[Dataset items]
--- Begin ---

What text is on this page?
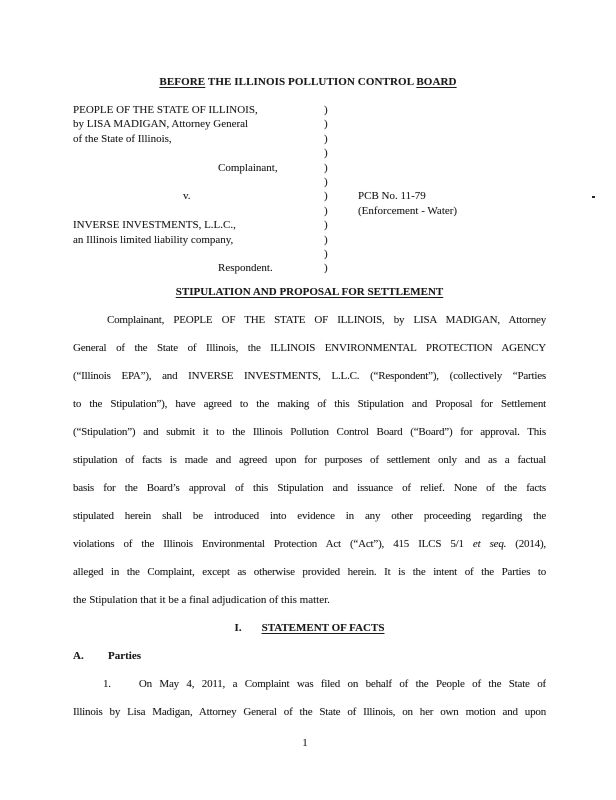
BEFORE THE ILLINOIS POLLUTION CONTROL BOARD
PEOPLE OF THE STATE OF ILLINOIS,	)
by LISA MADIGAN, Attorney General	)
of the State of Illinois,	)
)
Complainant,	)
)
v.	)	PCB No. 11-79
)	(Enforcement - Water)
INVERSE INVESTMENTS, L.L.C.,	)
an Illinois limited liability company,	)
)
Respondent.	)
STIPULATION AND PROPOSAL FOR SETTLEMENT
Complainant, PEOPLE OF THE STATE OF ILLINOIS, by LISA MADIGAN, Attorney
General of the State of Illinois, the ILLINOIS ENVIRONMENTAL PROTECTION AGENCY
(“Illinois EPA”), and INVERSE INVESTMENTS, L.L.C. (“Respondent”), (collectively “Parties
to the Stipulation”), have agreed to the making of this Stipulation and Proposal for Settlement
(“Stipulation”) and submit it to the Illinois Pollution Control Board (“Board”) for approval. This
stipulation of facts is made and agreed upon for purposes of settlement only and as a factual
basis for the Board’s approval of this Stipulation and issuance of relief. None of the facts
stipulated herein shall be introduced into evidence in any other proceeding regarding the
violations of the Illinois Environmental Protection Act (“Act”), 415 ILCS 5/1 et seq. (2014),
alleged in the Complaint, except as otherwise provided herein. It is the intent of the Parties to
the Stipulation that it be a final adjudication of this matter.
I. STATEMENT OF FACTS
A. Parties
1.	On May 4, 2011, a Complaint was filed on behalf of the People of the State of
Illinois by Lisa Madigan, Attorney General of the State of Illinois, on her own motion and upon
1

--- End ---

*Exercise*: The listing above needs to be output again exactly. Don't include the pictures.

*Exercise response*:
What text is on this page?
BEFORE THE ILLINOIS POLLUTION CONTROL BOARD
PEOPLE OF THE STATE OF ILLINOIS,	)
by LISA MADIGAN, Attorney General	)
of the State of Illinois,	)
)
Complainant,	)
)
v.	)	PCB No. 11-79
)	(Enforcement - Water)
INVERSE INVESTMENTS, L.L.C.,	)
an Illinois limited liability company,	)
)
Respondent.	)
STIPULATION AND PROPOSAL FOR SETTLEMENT
Complainant, PEOPLE OF THE STATE OF ILLINOIS, by LISA MADIGAN, Attorney
General of the State of Illinois, the ILLINOIS ENVIRONMENTAL PROTECTION AGENCY
(“Illinois EPA”), and INVERSE INVESTMENTS, L.L.C. (“Respondent”), (collectively “Parties
to the Stipulation”), have agreed to the making of this Stipulation and Proposal for Settlement
(“Stipulation”) and submit it to the Illinois Pollution Control Board (“Board”) for approval. This
stipulation of facts is made and agreed upon for purposes of settlement only and as a factual
basis for the Board’s approval of this Stipulation and issuance of relief. None of the facts
stipulated herein shall be introduced into evidence in any other proceeding regarding the
violations of the Illinois Environmental Protection Act (“Act”), 415 ILCS 5/1 et seq. (2014),
alleged in the Complaint, except as otherwise provided herein. It is the intent of the Parties to
the Stipulation that it be a final adjudication of this matter.
I. STATEMENT OF FACTS
A. Parties
1.	On May 4, 2011, a Complaint was filed on behalf of the People of the State of
Illinois by Lisa Madigan, Attorney General of the State of Illinois, on her own motion and upon
1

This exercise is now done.